(Items from a figure collection)
•••••
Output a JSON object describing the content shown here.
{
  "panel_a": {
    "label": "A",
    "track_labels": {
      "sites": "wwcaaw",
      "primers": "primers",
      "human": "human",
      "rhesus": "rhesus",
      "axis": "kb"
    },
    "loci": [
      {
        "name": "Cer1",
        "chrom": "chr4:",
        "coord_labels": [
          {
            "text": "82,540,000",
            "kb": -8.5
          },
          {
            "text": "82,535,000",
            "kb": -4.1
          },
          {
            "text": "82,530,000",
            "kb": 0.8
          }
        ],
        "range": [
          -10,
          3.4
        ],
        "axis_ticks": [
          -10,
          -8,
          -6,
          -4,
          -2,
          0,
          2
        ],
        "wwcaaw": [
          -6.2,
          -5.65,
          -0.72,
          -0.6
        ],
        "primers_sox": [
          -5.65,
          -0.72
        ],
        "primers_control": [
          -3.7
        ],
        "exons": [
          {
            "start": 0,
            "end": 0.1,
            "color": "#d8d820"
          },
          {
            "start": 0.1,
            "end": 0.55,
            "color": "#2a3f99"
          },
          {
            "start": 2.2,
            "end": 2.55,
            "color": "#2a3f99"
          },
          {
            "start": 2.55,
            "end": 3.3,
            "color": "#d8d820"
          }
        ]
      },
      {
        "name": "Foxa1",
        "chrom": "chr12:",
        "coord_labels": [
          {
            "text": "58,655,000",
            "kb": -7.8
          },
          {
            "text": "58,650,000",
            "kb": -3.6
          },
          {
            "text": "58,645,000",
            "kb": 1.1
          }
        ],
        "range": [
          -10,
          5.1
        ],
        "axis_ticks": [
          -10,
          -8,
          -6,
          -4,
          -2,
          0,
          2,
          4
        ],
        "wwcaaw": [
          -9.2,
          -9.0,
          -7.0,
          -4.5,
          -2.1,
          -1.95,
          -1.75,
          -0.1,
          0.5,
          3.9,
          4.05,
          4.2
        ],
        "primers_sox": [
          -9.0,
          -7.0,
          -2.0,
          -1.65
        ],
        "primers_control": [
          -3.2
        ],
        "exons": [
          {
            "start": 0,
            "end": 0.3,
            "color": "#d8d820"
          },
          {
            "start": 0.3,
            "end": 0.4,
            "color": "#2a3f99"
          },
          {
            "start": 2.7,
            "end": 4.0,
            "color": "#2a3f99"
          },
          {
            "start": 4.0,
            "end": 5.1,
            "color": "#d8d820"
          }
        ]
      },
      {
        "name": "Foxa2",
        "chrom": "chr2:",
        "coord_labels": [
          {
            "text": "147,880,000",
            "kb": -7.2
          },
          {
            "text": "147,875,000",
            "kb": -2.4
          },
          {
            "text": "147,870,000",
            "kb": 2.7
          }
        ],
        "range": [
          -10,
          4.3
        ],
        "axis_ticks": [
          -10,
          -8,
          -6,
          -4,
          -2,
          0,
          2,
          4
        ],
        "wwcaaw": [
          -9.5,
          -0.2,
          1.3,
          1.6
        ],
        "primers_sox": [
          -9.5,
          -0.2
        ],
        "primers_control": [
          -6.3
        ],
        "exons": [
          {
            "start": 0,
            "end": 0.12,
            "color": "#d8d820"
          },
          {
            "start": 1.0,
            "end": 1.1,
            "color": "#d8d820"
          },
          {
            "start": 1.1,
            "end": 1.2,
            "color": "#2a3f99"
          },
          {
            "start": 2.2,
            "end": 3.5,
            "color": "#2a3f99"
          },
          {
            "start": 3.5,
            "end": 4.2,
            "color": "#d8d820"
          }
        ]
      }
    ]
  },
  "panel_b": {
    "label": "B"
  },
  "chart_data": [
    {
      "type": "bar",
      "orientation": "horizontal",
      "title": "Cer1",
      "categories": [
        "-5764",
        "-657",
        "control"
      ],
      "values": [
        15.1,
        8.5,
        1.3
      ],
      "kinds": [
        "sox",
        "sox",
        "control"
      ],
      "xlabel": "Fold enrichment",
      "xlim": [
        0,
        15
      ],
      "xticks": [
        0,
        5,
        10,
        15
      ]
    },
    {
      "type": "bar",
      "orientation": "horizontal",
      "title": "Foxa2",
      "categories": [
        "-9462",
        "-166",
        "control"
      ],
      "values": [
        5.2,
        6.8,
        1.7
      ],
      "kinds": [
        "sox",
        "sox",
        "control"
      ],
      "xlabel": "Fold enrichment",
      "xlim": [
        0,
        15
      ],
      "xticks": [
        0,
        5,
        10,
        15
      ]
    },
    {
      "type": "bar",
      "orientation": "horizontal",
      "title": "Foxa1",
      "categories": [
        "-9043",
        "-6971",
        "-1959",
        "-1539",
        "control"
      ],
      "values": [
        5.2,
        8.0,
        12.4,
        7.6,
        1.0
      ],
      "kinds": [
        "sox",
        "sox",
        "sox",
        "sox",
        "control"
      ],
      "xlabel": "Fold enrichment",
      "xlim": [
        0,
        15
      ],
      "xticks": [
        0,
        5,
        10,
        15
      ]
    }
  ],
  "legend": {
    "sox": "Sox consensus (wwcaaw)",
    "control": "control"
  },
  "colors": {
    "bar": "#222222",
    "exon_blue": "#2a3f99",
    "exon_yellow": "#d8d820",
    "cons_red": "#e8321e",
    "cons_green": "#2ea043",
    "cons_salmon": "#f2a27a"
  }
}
•••••
> [Direction] Each entry above is to be set down again in exactly the same words.

> [Task solution]
Output a JSON object describing the content shown here.
{
  "panel_a": {
    "label": "A",
    "track_labels": {
      "sites": "wwcaaw",
      "primers": "primers",
      "human": "human",
      "rhesus": "rhesus",
      "axis": "kb"
    },
    "loci": [
      {
        "name": "Cer1",
        "chrom": "chr4:",
        "coord_labels": [
          {
            "text": "82,540,000",
            "kb": -8.5
          },
          {
            "text": "82,535,000",
            "kb": -4.1
          },
          {
            "text": "82,530,000",
            "kb": 0.8
          }
        ],
        "range": [
          -10,
          3.4
        ],
        "axis_ticks": [
          -10,
          -8,
          -6,
          -4,
          -2,
          0,
          2
        ],
        "wwcaaw": [
          -6.2,
          -5.65,
          -0.72,
          -0.6
        ],
        "primers_sox": [
          -5.65,
          -0.72
        ],
        "primers_control": [
          -3.7
        ],
        "exons": [
          {
            "start": 0,
            "end": 0.1,
            "color": "#d8d820"
          },
          {
            "start": 0.1,
            "end": 0.55,
            "color": "#2a3f99"
          },
          {
            "start": 2.2,
            "end": 2.55,
            "color": "#2a3f99"
          },
          {
            "start": 2.55,
            "end": 3.3,
            "color": "#d8d820"
          }
        ]
      },
      {
        "name": "Foxa1",
        "chrom": "chr12:",
        "coord_labels": [
          {
            "text": "58,655,000",
            "kb": -7.8
          },
          {
            "text": "58,650,000",
            "kb": -3.6
          },
          {
            "text": "58,645,000",
            "kb": 1.1
          }
        ],
        "range": [
          -10,
          5.1
        ],
        "axis_ticks": [
          -10,
          -8,
          -6,
          -4,
          -2,
          0,
          2,
          4
        ],
        "wwcaaw": [
          -9.2,
          -9.0,
          -7.0,
          -4.5,
          -2.1,
          -1.95,
          -1.75,
          -0.1,
          0.5,
          3.9,
          4.05,
          4.2
        ],
        "primers_sox": [
          -9.0,
          -7.0,
          -2.0,
          -1.65
        ],
        "primers_control": [
          -3.2
        ],
        "exons": [
          {
            "start": 0,
            "end": 0.3,
            "color": "#d8d820"
          },
          {
            "start": 0.3,
            "end": 0.4,
            "color": "#2a3f99"
          },
          {
            "start": 2.7,
            "end": 4.0,
            "color": "#2a3f99"
          },
          {
            "start": 4.0,
            "end": 5.1,
            "color": "#d8d820"
          }
        ]
      },
      {
        "name": "Foxa2",
        "chrom": "chr2:",
        "coord_labels": [
          {
            "text": "147,880,000",
            "kb": -7.2
          },
          {
            "text": "147,875,000",
            "kb": -2.4
          },
          {
            "text": "147,870,000",
            "kb": 2.7
          }
        ],
        "range": [
          -10,
          4.3
        ],
        "axis_ticks": [
          -10,
          -8,
          -6,
          -4,
          -2,
          0,
          2,
          4
        ],
        "wwcaaw": [
          -9.5,
          -0.2,
          1.3,
          1.6
        ],
        "primers_sox": [
          -9.5,
          -0.2
        ],
        "primers_control": [
          -6.3
        ],
        "exons": [
          {
            "start": 0,
            "end": 0.12,
            "color": "#d8d820"
          },
          {
            "start": 1.0,
            "end": 1.1,
            "color": "#d8d820"
          },
          {
            "start": 1.1,
            "end": 1.2,
            "color": "#2a3f99"
          },
          {
            "start": 2.2,
            "end": 3.5,
            "color": "#2a3f99"
          },
          {
            "start": 3.5,
            "end": 4.2,
            "color": "#d8d820"
          }
        ]
      }
    ]
  },
  "panel_b": {
    "label": "B"
  },
  "chart_data": [
    {
      "type": "bar",
      "orientation": "horizontal",
      "title": "Cer1",
      "categories": [
        "-5764",
        "-657",
        "control"
      ],
      "values": [
        15.1,
        8.5,
        1.3
      ],
      "kinds": [
        "sox",
        "sox",
        "control"
      ],
      "xlabel": "Fold enrichment",
      "xlim": [
        0,
        15
      ],
      "xticks": [
        0,
        5,
        10,
        15
      ]
    },
    {
      "type": "bar",
      "orientation": "horizontal",
      "title": "Foxa2",
      "categories": [
        "-9462",
        "-166",
        "control"
      ],
      "values": [
        5.2,
        6.8,
        1.7
      ],
      "kinds": [
        "sox",
        "sox",
        "control"
      ],
      "xlabel": "Fold enrichment",
      "xlim": [
        0,
        15
      ],
      "xticks": [
        0,
        5,
        10,
        15
      ]
    },
    {
      "type": "bar",
      "orientation": "horizontal",
      "title": "Foxa1",
      "categories": [
        "-9043",
        "-6971",
        "-1959",
        "-1539",
        "control"
      ],
      "values": [
        5.2,
        8.0,
        12.4,
        7.6,
        1.0
      ],
      "kinds": [
        "sox",
        "sox",
        "sox",
        "sox",
        "control"
      ],
      "xlabel": "Fold enrichment",
      "xlim": [
        0,
        15
      ],
      "xticks": [
        0,
        5,
        10,
        15
      ]
    }
  ],
  "legend": {
    "sox": "Sox consensus (wwcaaw)",
    "control": "control"
  },
  "colors": {
    "bar": "#222222",
    "exon_blue": "#2a3f99",
    "exon_yellow": "#d8d820",
    "cons_red": "#e8321e",
    "cons_green": "#2ea043",
    "cons_salmon": "#f2a27a"
  }
}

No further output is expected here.